====== Material for this task ======

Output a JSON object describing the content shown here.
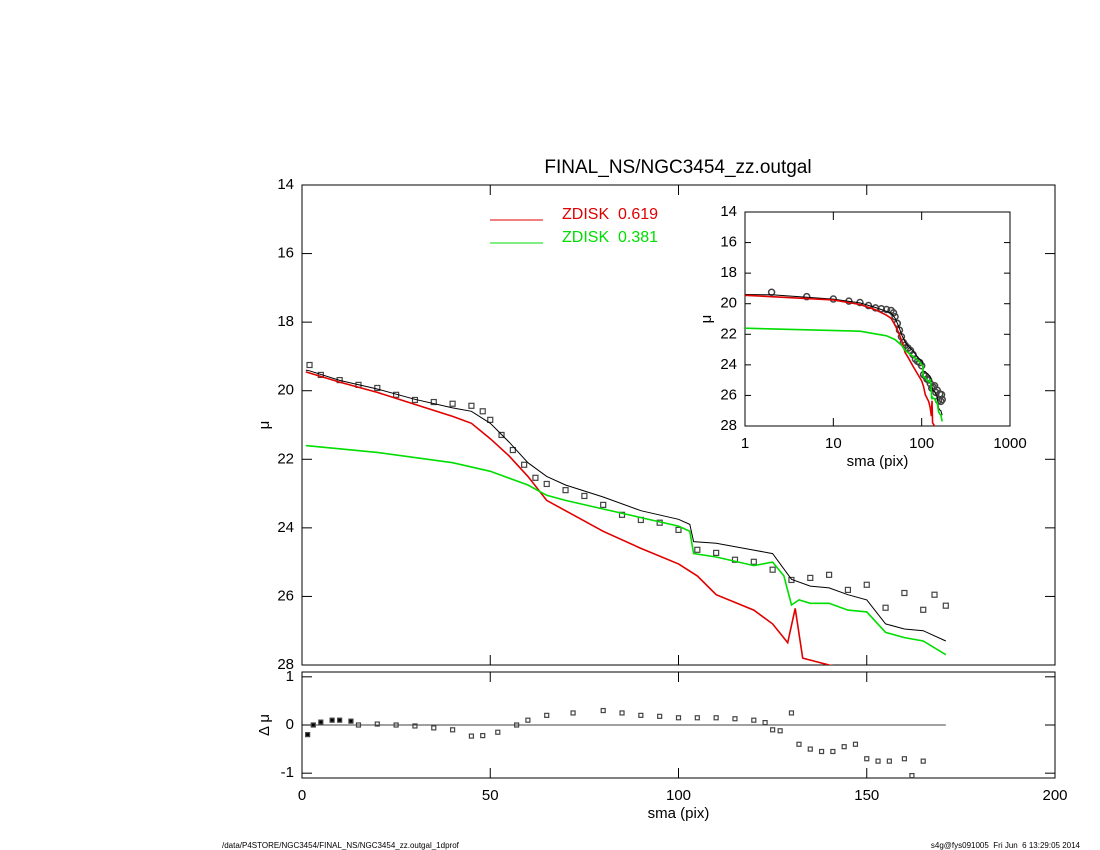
{
  "chart_data": [
    {
      "type": "line",
      "title": "FINAL_NS/NGC3454_zz.outgal",
      "ylabel": "μ",
      "xlim": [
        0,
        200
      ],
      "ylim": [
        28,
        14
      ],
      "yticks": [
        14,
        16,
        18,
        20,
        22,
        24,
        26,
        28
      ],
      "series": [
        {
          "style": "points",
          "color": "#444444",
          "x": [
            2,
            5,
            10,
            15,
            20,
            25,
            30,
            35,
            40,
            45,
            48,
            50,
            53,
            56,
            59,
            62,
            65,
            70,
            75,
            80,
            85,
            90,
            95,
            100,
            105,
            110,
            115,
            120,
            125,
            130,
            135,
            140,
            145,
            150,
            155,
            160,
            165,
            168,
            171
          ],
          "values": [
            19.25,
            19.54,
            19.69,
            19.83,
            19.92,
            20.12,
            20.27,
            20.33,
            20.38,
            20.44,
            20.6,
            20.85,
            21.29,
            21.73,
            22.16,
            22.54,
            22.72,
            22.9,
            23.07,
            23.33,
            23.62,
            23.77,
            23.85,
            24.06,
            24.64,
            24.73,
            24.93,
            24.99,
            25.22,
            25.52,
            25.46,
            25.37,
            25.81,
            25.66,
            26.33,
            25.9,
            26.39,
            25.95,
            26.27
          ]
        },
        {
          "style": "line",
          "color": "#000000",
          "x": [
            1,
            2,
            10,
            20,
            30,
            40,
            45,
            50,
            55,
            60,
            65,
            70,
            80,
            90,
            100,
            103,
            104,
            110,
            120,
            125,
            130,
            135,
            140,
            145,
            150,
            155,
            160,
            165,
            171
          ],
          "values": [
            19.4,
            19.42,
            19.7,
            19.95,
            20.25,
            20.5,
            20.6,
            20.95,
            21.5,
            22.1,
            22.5,
            22.75,
            23.1,
            23.5,
            23.75,
            23.9,
            24.4,
            24.45,
            24.65,
            24.75,
            25.5,
            25.7,
            25.75,
            25.95,
            26.1,
            26.8,
            26.95,
            27.0,
            27.3
          ]
        },
        {
          "style": "line",
          "name": "ZDISK  0.619",
          "color": "#e00000",
          "x": [
            1,
            10,
            20,
            30,
            40,
            45,
            50,
            55,
            60,
            65,
            70,
            80,
            90,
            100,
            105,
            110,
            120,
            125,
            129,
            131,
            133,
            140,
            145
          ],
          "values": [
            19.45,
            19.75,
            20.05,
            20.4,
            20.75,
            20.95,
            21.4,
            21.9,
            22.5,
            23.2,
            23.5,
            24.1,
            24.6,
            25.05,
            25.4,
            25.95,
            26.4,
            26.8,
            27.35,
            26.35,
            27.8,
            28.0,
            28.1
          ]
        },
        {
          "style": "line",
          "name": "ZDISK  0.381",
          "color": "#00dd00",
          "x": [
            1,
            20,
            40,
            50,
            60,
            65,
            70,
            80,
            90,
            100,
            103,
            104,
            110,
            120,
            125,
            128,
            130,
            132,
            135,
            140,
            145,
            150,
            155,
            160,
            165,
            171
          ],
          "values": [
            21.6,
            21.8,
            22.1,
            22.35,
            22.75,
            23.05,
            23.2,
            23.45,
            23.7,
            23.95,
            24.1,
            24.75,
            24.85,
            25.1,
            25.0,
            25.4,
            26.25,
            26.1,
            26.2,
            26.2,
            26.4,
            26.45,
            27.05,
            27.2,
            27.3,
            27.7
          ]
        }
      ]
    },
    {
      "type": "scatter",
      "xlabel": "sma (pix)",
      "ylabel": "Δ μ",
      "xlim": [
        0,
        200
      ],
      "xticks": [
        0,
        50,
        100,
        150,
        200
      ],
      "ylim": [
        -1.1,
        1.1
      ],
      "yticks": [
        -1,
        0,
        1
      ],
      "color": "#444444",
      "x": [
        1.5,
        3,
        5,
        8,
        10,
        13,
        15,
        20,
        25,
        30,
        35,
        40,
        45,
        48,
        52,
        57,
        60,
        65,
        72,
        80,
        85,
        90,
        95,
        100,
        105,
        110,
        115,
        120,
        123,
        125,
        127,
        130,
        132,
        135,
        138,
        141,
        144,
        147,
        150,
        153,
        156,
        160,
        162,
        165
      ],
      "values": [
        -0.2,
        0.0,
        0.06,
        0.1,
        0.1,
        0.08,
        0.0,
        0.02,
        0.0,
        -0.02,
        -0.06,
        -0.1,
        -0.23,
        -0.22,
        -0.15,
        0.0,
        0.1,
        0.2,
        0.25,
        0.3,
        0.25,
        0.2,
        0.18,
        0.15,
        0.15,
        0.15,
        0.13,
        0.1,
        0.05,
        -0.1,
        -0.12,
        0.25,
        -0.4,
        -0.5,
        -0.55,
        -0.55,
        -0.45,
        -0.4,
        -0.7,
        -0.75,
        -0.75,
        -0.7,
        -1.05,
        -0.75
      ]
    },
    {
      "type": "line",
      "xscale": "log",
      "xlabel": "sma (pix)",
      "ylabel": "μ",
      "xlim": [
        1,
        1000
      ],
      "xticks": [
        1,
        10,
        100,
        1000
      ],
      "ylim": [
        28,
        14
      ],
      "yticks": [
        14,
        16,
        18,
        20,
        22,
        24,
        26,
        28
      ]
    }
  ],
  "footer": {
    "left": "/data/P4STORE/NGC3454/FINAL_NS/NGC3454_zz.outgal_1dprof",
    "right": "s4g@fys091005  Fri Jun  6 13:29:05 2014"
  }
}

======

Exercise instructions —
Set the data above down again exactly as given, with no pictures.

Response to this task —
Output a JSON object describing the content shown here.
{
  "chart_data": [
    {
      "type": "line",
      "title": "FINAL_NS/NGC3454_zz.outgal",
      "ylabel": "μ",
      "xlim": [
        0,
        200
      ],
      "ylim": [
        28,
        14
      ],
      "yticks": [
        14,
        16,
        18,
        20,
        22,
        24,
        26,
        28
      ],
      "series": [
        {
          "style": "points",
          "color": "#444444",
          "x": [
            2,
            5,
            10,
            15,
            20,
            25,
            30,
            35,
            40,
            45,
            48,
            50,
            53,
            56,
            59,
            62,
            65,
            70,
            75,
            80,
            85,
            90,
            95,
            100,
            105,
            110,
            115,
            120,
            125,
            130,
            135,
            140,
            145,
            150,
            155,
            160,
            165,
            168,
            171
          ],
          "values": [
            19.25,
            19.54,
            19.69,
            19.83,
            19.92,
            20.12,
            20.27,
            20.33,
            20.38,
            20.44,
            20.6,
            20.85,
            21.29,
            21.73,
            22.16,
            22.54,
            22.72,
            22.9,
            23.07,
            23.33,
            23.62,
            23.77,
            23.85,
            24.06,
            24.64,
            24.73,
            24.93,
            24.99,
            25.22,
            25.52,
            25.46,
            25.37,
            25.81,
            25.66,
            26.33,
            25.9,
            26.39,
            25.95,
            26.27
          ]
        },
        {
          "style": "line",
          "color": "#000000",
          "x": [
            1,
            2,
            10,
            20,
            30,
            40,
            45,
            50,
            55,
            60,
            65,
            70,
            80,
            90,
            100,
            103,
            104,
            110,
            120,
            125,
            130,
            135,
            140,
            145,
            150,
            155,
            160,
            165,
            171
          ],
          "values": [
            19.4,
            19.42,
            19.7,
            19.95,
            20.25,
            20.5,
            20.6,
            20.95,
            21.5,
            22.1,
            22.5,
            22.75,
            23.1,
            23.5,
            23.75,
            23.9,
            24.4,
            24.45,
            24.65,
            24.75,
            25.5,
            25.7,
            25.75,
            25.95,
            26.1,
            26.8,
            26.95,
            27.0,
            27.3
          ]
        },
        {
          "style": "line",
          "name": "ZDISK  0.619",
          "color": "#e00000",
          "x": [
            1,
            10,
            20,
            30,
            40,
            45,
            50,
            55,
            60,
            65,
            70,
            80,
            90,
            100,
            105,
            110,
            120,
            125,
            129,
            131,
            133,
            140,
            145
          ],
          "values": [
            19.45,
            19.75,
            20.05,
            20.4,
            20.75,
            20.95,
            21.4,
            21.9,
            22.5,
            23.2,
            23.5,
            24.1,
            24.6,
            25.05,
            25.4,
            25.95,
            26.4,
            26.8,
            27.35,
            26.35,
            27.8,
            28.0,
            28.1
          ]
        },
        {
          "style": "line",
          "name": "ZDISK  0.381",
          "color": "#00dd00",
          "x": [
            1,
            20,
            40,
            50,
            60,
            65,
            70,
            80,
            90,
            100,
            103,
            104,
            110,
            120,
            125,
            128,
            130,
            132,
            135,
            140,
            145,
            150,
            155,
            160,
            165,
            171
          ],
          "values": [
            21.6,
            21.8,
            22.1,
            22.35,
            22.75,
            23.05,
            23.2,
            23.45,
            23.7,
            23.95,
            24.1,
            24.75,
            24.85,
            25.1,
            25.0,
            25.4,
            26.25,
            26.1,
            26.2,
            26.2,
            26.4,
            26.45,
            27.05,
            27.2,
            27.3,
            27.7
          ]
        }
      ]
    },
    {
      "type": "scatter",
      "xlabel": "sma (pix)",
      "ylabel": "Δ μ",
      "xlim": [
        0,
        200
      ],
      "xticks": [
        0,
        50,
        100,
        150,
        200
      ],
      "ylim": [
        -1.1,
        1.1
      ],
      "yticks": [
        -1,
        0,
        1
      ],
      "color": "#444444",
      "x": [
        1.5,
        3,
        5,
        8,
        10,
        13,
        15,
        20,
        25,
        30,
        35,
        40,
        45,
        48,
        52,
        57,
        60,
        65,
        72,
        80,
        85,
        90,
        95,
        100,
        105,
        110,
        115,
        120,
        123,
        125,
        127,
        130,
        132,
        135,
        138,
        141,
        144,
        147,
        150,
        153,
        156,
        160,
        162,
        165
      ],
      "values": [
        -0.2,
        0.0,
        0.06,
        0.1,
        0.1,
        0.08,
        0.0,
        0.02,
        0.0,
        -0.02,
        -0.06,
        -0.1,
        -0.23,
        -0.22,
        -0.15,
        0.0,
        0.1,
        0.2,
        0.25,
        0.3,
        0.25,
        0.2,
        0.18,
        0.15,
        0.15,
        0.15,
        0.13,
        0.1,
        0.05,
        -0.1,
        -0.12,
        0.25,
        -0.4,
        -0.5,
        -0.55,
        -0.55,
        -0.45,
        -0.4,
        -0.7,
        -0.75,
        -0.75,
        -0.7,
        -1.05,
        -0.75
      ]
    },
    {
      "type": "line",
      "xscale": "log",
      "xlabel": "sma (pix)",
      "ylabel": "μ",
      "xlim": [
        1,
        1000
      ],
      "xticks": [
        1,
        10,
        100,
        1000
      ],
      "ylim": [
        28,
        14
      ],
      "yticks": [
        14,
        16,
        18,
        20,
        22,
        24,
        26,
        28
      ]
    }
  ],
  "footer": {
    "left": "/data/P4STORE/NGC3454/FINAL_NS/NGC3454_zz.outgal_1dprof",
    "right": "s4g@fys091005  Fri Jun  6 13:29:05 2014"
  }
}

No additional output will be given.